Entries supplied -
········
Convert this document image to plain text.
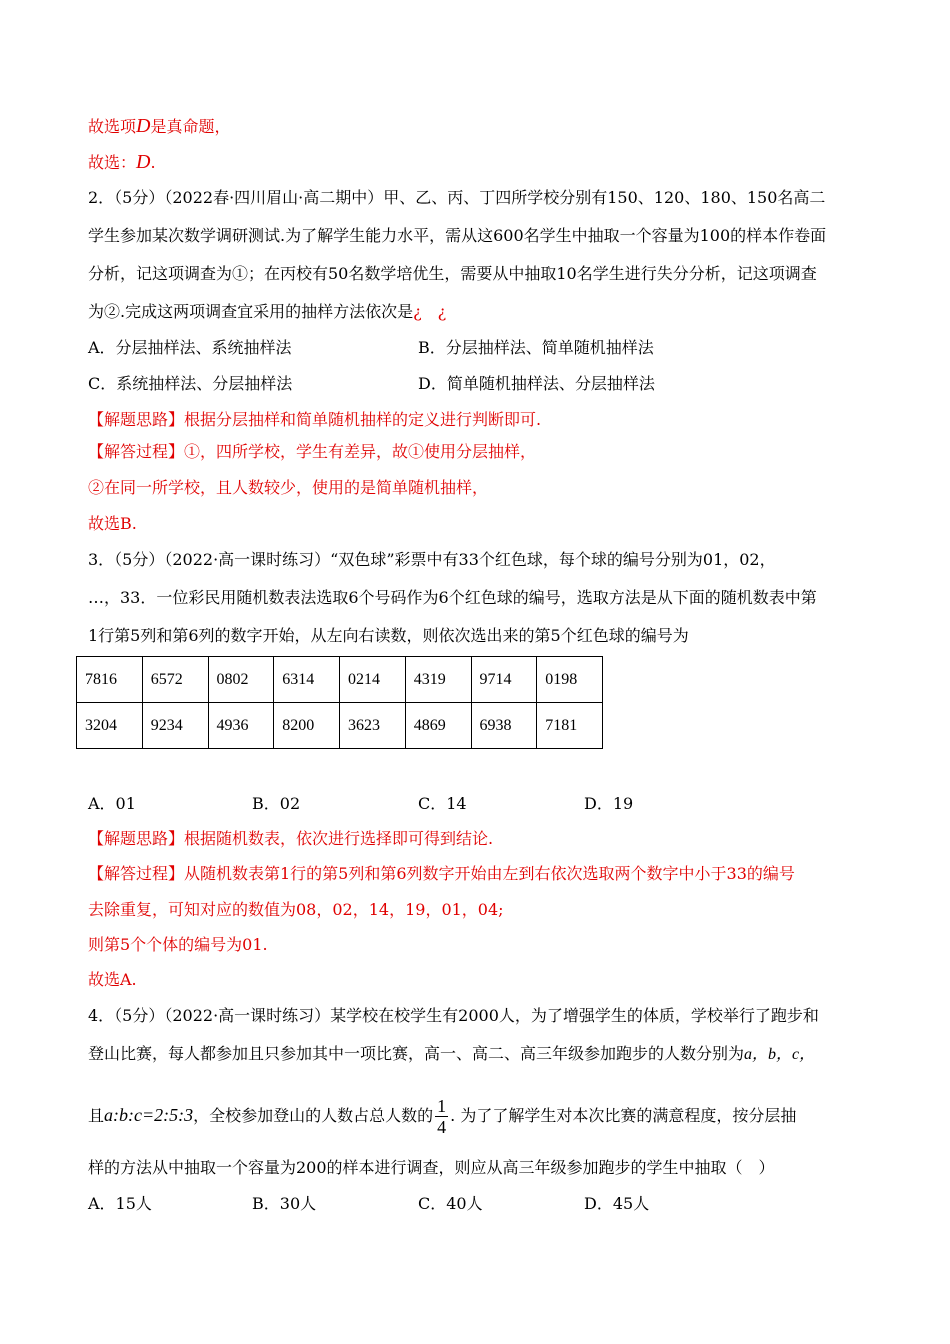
故选项D是真命题，
故选：D.
2．（5分）（2022春·四川眉山·高二期中）甲、乙、丙、丁四所学校分别有150、120、180、150名高二
学生参加某次数学调研测试.为了解学生能力水平，需从这600名学生中抽取一个容量为100的样本作卷面
分析，记这项调查为①；在丙校有50名数学培优生，需要从中抽取10名学生进行失分分析，记这项调查
为②.完成这两项调查宜采用的抽样方法依次是¿　¿
A．分层抽样法、系统抽样法	B．分层抽样法、简单随机抽样法
C．系统抽样法、分层抽样法	D．简单随机抽样法、分层抽样法
【解题思路】根据分层抽样和简单随机抽样的定义进行判断即可.
【解答过程】①，四所学校，学生有差异，故①使用分层抽样，
②在同一所学校，且人数较少，使用的是简单随机抽样，
故选B.
3．（5分）（2022·高一课时练习）“双色球”彩票中有33个红色球，每个球的编号分别为01，02，
…，33．一位彩民用随机数表法选取6个号码作为6个红色球的编号，选取方法是从下面的随机数表中第
1行第5列和第6列的数字开始，从左向右读数，则依次选出来的第5个红色球的编号为
7816	6572	0802	6314	0214	4319	9714	0198
3204	9234	4936	8200	3623	4869	6938	7181
A．01	B．02	C．14	D．19
【解题思路】根据随机数表，依次进行选择即可得到结论.
【解答过程】从随机数表第1行的第5列和第6列数字开始由左到右依次选取两个数字中小于33的编号
去除重复，可知对应的数值为08，02，14，19，01，04;
则第5个个体的编号为01.
故选A.
4．（5分）（2022·高一课时练习）某学校在校学生有2000人，为了增强学生的体质，学校举行了跑步和
登山比赛，每人都参加且只参加其中一项比赛，高一、高二、高三年级参加跑步的人数分别为a，b，c，
且a:b:c=2:5:3，全校参加登山的人数占总人数的 $\frac{1}{4}$ . 为了了解学生对本次比赛的满意程度，按分层抽
样的方法从中抽取一个容量为200的样本进行调查，则应从高三年级参加跑步的学生中抽取（　）
A．15人	B．30人	C．40人	D．45人
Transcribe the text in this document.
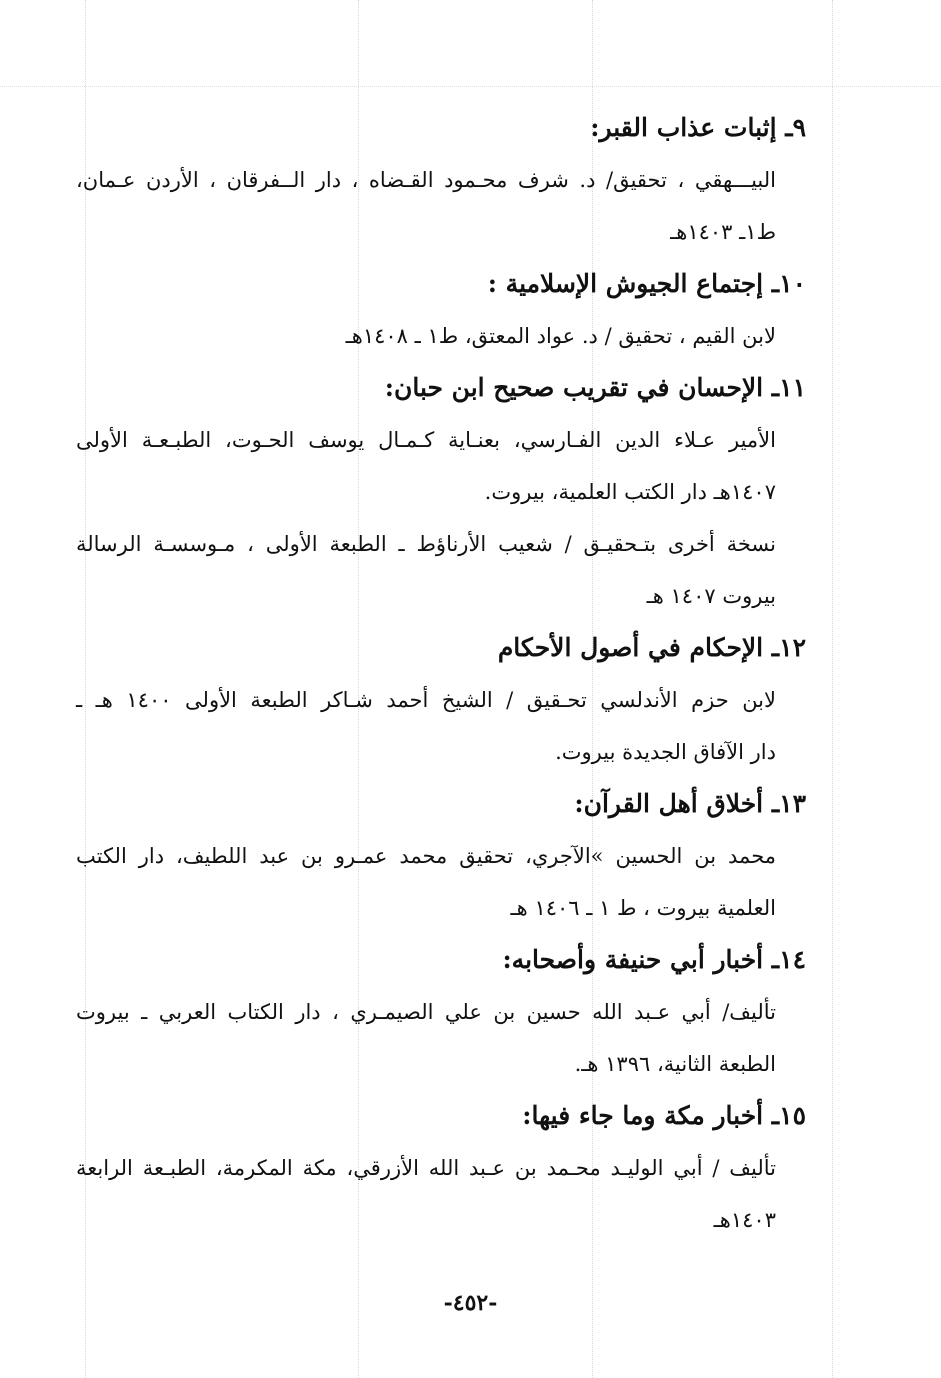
٩ـ إثبات عذاب القبر:
البيـــهقي ، تحقيق/ د. شرف محـمود القـضاه ، دار الــفرقان ، الأردن عـمان،
ط١ـ ١٤٠٣هـ
١٠ـ إجتماع الجيوش الإسلامية :
لابن القيم ، تحقيق / د. عواد المعتق، ط١ ـ ١٤٠٨هـ
١١ـ الإحسان في تقريب صحيح ابن حبان:
الأمير عـلاء الدين الفـارسي، بعنـاية كـمـال يوسف الحـوت، الطبـعـة الأولى
١٤٠٧هـ دار الكتب العلمية، بيروت.
نسخة أخرى بتـحقيـق / شعيب الأرناؤط ـ الطبعة الأولى ، مـوسسـة الرسالة
بيروت ١٤٠٧ هـ
١٢ـ الإحكام في أصول الأحكام
لابن حزم الأندلسي تحـقيق / الشيخ أحمد شـاكر الطبعة الأولى ١٤٠٠ هـ ـ
دار الآفاق الجديدة بيروت.
١٣ـ أخلاق أهل القرآن:
محمد بن الحسين »الآجري، تحقيق محمد عمـرو بن عبد اللطيف، دار الكتب
العلمية بيروت ، ط ١ ـ ١٤٠٦ هـ
١٤ـ أخبار أبي حنيفة وأصحابه:
تأليف/ أبي عـبد الله حسين بن علي الصيمـري ، دار الكتاب العربي ـ بيروت
الطبعة الثانية، ١٣٩٦ هـ.
١٥ـ أخبار مكة وما جاء فيها:
تأليف / أبي الوليـد محـمد بن عـبد الله الأزرقي، مكة المكرمة، الطبـعة الرابعة
١٤٠٣هـ
-٤٥٢-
········
Scan the material above. Extract every line in which the word "系统抽样法" occurs.

A．分层抽样法、系统抽样法	B．分层抽样法、简单随机抽样法
C．系统抽样法、分层抽样法	D．简单随机抽样法、分层抽样法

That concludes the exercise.